Written task: The data below needs to be returned exactly, line for line.

(Dataset items)
■ ■ ■ ■ ■ ■ ■
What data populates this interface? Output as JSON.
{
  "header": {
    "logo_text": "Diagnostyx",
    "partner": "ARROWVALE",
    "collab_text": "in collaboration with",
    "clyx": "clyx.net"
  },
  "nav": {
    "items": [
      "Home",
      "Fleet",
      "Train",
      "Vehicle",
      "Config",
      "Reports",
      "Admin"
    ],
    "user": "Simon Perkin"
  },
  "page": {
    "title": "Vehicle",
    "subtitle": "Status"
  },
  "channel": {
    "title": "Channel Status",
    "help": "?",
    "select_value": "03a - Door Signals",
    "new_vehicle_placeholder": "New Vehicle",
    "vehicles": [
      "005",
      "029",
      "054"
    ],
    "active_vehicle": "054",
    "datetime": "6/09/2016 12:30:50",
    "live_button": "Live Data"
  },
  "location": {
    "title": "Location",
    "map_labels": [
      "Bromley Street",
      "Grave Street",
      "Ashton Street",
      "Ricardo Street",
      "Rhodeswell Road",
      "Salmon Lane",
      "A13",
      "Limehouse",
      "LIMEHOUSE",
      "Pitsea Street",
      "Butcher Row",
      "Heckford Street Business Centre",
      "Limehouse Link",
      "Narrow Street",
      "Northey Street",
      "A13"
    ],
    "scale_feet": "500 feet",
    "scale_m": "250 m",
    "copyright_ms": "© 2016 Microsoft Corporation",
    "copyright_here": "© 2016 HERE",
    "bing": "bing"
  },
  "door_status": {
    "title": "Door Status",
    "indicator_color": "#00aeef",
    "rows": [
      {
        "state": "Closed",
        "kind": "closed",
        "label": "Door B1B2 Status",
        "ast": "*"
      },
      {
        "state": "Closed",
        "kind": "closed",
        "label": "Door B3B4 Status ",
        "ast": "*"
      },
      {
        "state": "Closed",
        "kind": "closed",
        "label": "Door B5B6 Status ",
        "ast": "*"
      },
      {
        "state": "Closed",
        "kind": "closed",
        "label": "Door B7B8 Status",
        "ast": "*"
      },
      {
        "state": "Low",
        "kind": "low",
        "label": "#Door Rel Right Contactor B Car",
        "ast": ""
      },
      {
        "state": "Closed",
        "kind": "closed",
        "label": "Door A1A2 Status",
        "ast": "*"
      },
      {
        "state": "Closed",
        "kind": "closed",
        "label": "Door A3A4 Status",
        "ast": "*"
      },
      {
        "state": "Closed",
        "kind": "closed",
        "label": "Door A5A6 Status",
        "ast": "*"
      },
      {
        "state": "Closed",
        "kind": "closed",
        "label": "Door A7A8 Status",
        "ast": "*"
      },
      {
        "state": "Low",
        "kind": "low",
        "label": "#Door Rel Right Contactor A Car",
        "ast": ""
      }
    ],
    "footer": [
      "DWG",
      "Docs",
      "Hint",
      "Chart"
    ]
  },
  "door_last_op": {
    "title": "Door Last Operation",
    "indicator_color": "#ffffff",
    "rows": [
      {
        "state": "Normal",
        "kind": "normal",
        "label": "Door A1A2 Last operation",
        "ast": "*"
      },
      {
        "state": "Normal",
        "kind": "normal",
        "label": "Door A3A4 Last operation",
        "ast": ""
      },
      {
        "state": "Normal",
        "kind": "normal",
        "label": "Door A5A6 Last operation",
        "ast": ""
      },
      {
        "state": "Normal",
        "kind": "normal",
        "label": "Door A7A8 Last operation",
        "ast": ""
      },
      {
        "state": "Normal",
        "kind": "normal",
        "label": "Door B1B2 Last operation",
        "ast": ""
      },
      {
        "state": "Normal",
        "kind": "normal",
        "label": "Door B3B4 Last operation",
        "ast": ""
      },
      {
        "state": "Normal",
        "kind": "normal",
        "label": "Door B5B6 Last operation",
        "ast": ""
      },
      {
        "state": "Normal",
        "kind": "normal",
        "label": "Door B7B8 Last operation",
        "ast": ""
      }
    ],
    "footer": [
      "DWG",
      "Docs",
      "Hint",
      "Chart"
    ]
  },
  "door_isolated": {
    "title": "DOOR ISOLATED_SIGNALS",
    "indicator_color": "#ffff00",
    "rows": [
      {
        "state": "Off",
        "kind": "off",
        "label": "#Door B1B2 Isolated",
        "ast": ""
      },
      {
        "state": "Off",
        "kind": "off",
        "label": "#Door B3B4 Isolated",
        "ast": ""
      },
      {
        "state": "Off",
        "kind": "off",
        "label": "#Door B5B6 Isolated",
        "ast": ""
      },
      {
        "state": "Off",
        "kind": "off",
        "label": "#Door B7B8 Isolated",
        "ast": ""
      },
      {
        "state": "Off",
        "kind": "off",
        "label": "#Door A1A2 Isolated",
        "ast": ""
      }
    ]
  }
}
■ ■ ■ ■ ■ ■ ■
Answer:
What data populates this interface? Output as JSON.
{
  "header": {
    "logo_text": "Diagnostyx",
    "partner": "ARROWVALE",
    "collab_text": "in collaboration with",
    "clyx": "clyx.net"
  },
  "nav": {
    "items": [
      "Home",
      "Fleet",
      "Train",
      "Vehicle",
      "Config",
      "Reports",
      "Admin"
    ],
    "user": "Simon Perkin"
  },
  "page": {
    "title": "Vehicle",
    "subtitle": "Status"
  },
  "channel": {
    "title": "Channel Status",
    "help": "?",
    "select_value": "03a - Door Signals",
    "new_vehicle_placeholder": "New Vehicle",
    "vehicles": [
      "005",
      "029",
      "054"
    ],
    "active_vehicle": "054",
    "datetime": "6/09/2016 12:30:50",
    "live_button": "Live Data"
  },
  "location": {
    "title": "Location",
    "map_labels": [
      "Bromley Street",
      "Grave Street",
      "Ashton Street",
      "Ricardo Street",
      "Rhodeswell Road",
      "Salmon Lane",
      "A13",
      "Limehouse",
      "LIMEHOUSE",
      "Pitsea Street",
      "Butcher Row",
      "Heckford Street Business Centre",
      "Limehouse Link",
      "Narrow Street",
      "Northey Street",
      "A13"
    ],
    "scale_feet": "500 feet",
    "scale_m": "250 m",
    "copyright_ms": "© 2016 Microsoft Corporation",
    "copyright_here": "© 2016 HERE",
    "bing": "bing"
  },
  "door_status": {
    "title": "Door Status",
    "indicator_color": "#00aeef",
    "rows": [
      {
        "state": "Closed",
        "kind": "closed",
        "label": "Door B1B2 Status",
        "ast": "*"
      },
      {
        "state": "Closed",
        "kind": "closed",
        "label": "Door B3B4 Status ",
        "ast": "*"
      },
      {
        "state": "Closed",
        "kind": "closed",
        "label": "Door B5B6 Status ",
        "ast": "*"
      },
      {
        "state": "Closed",
        "kind": "closed",
        "label": "Door B7B8 Status",
        "ast": "*"
      },
      {
        "state": "Low",
        "kind": "low",
        "label": "#Door Rel Right Contactor B Car",
        "ast": ""
      },
      {
        "state": "Closed",
        "kind": "closed",
        "label": "Door A1A2 Status",
        "ast": "*"
      },
      {
        "state": "Closed",
        "kind": "closed",
        "label": "Door A3A4 Status",
        "ast": "*"
      },
      {
        "state": "Closed",
        "kind": "closed",
        "label": "Door A5A6 Status",
        "ast": "*"
      },
      {
        "state": "Closed",
        "kind": "closed",
        "label": "Door A7A8 Status",
        "ast": "*"
      },
      {
        "state": "Low",
        "kind": "low",
        "label": "#Door Rel Right Contactor A Car",
        "ast": ""
      }
    ],
    "footer": [
      "DWG",
      "Docs",
      "Hint",
      "Chart"
    ]
  },
  "door_last_op": {
    "title": "Door Last Operation",
    "indicator_color": "#ffffff",
    "rows": [
      {
        "state": "Normal",
        "kind": "normal",
        "label": "Door A1A2 Last operation",
        "ast": "*"
      },
      {
        "state": "Normal",
        "kind": "normal",
        "label": "Door A3A4 Last operation",
        "ast": ""
      },
      {
        "state": "Normal",
        "kind": "normal",
        "label": "Door A5A6 Last operation",
        "ast": ""
      },
      {
        "state": "Normal",
        "kind": "normal",
        "label": "Door A7A8 Last operation",
        "ast": ""
      },
      {
        "state": "Normal",
        "kind": "normal",
        "label": "Door B1B2 Last operation",
        "ast": ""
      },
      {
        "state": "Normal",
        "kind": "normal",
        "label": "Door B3B4 Last operation",
        "ast": ""
      },
      {
        "state": "Normal",
        "kind": "normal",
        "label": "Door B5B6 Last operation",
        "ast": ""
      },
      {
        "state": "Normal",
        "kind": "normal",
        "label": "Door B7B8 Last operation",
        "ast": ""
      }
    ],
    "footer": [
      "DWG",
      "Docs",
      "Hint",
      "Chart"
    ]
  },
  "door_isolated": {
    "title": "DOOR ISOLATED_SIGNALS",
    "indicator_color": "#ffff00",
    "rows": [
      {
        "state": "Off",
        "kind": "off",
        "label": "#Door B1B2 Isolated",
        "ast": ""
      },
      {
        "state": "Off",
        "kind": "off",
        "label": "#Door B3B4 Isolated",
        "ast": ""
      },
      {
        "state": "Off",
        "kind": "off",
        "label": "#Door B5B6 Isolated",
        "ast": ""
      },
      {
        "state": "Off",
        "kind": "off",
        "label": "#Door B7B8 Isolated",
        "ast": ""
      },
      {
        "state": "Off",
        "kind": "off",
        "label": "#Door A1A2 Isolated",
        "ast": ""
      }
    ]
  }
}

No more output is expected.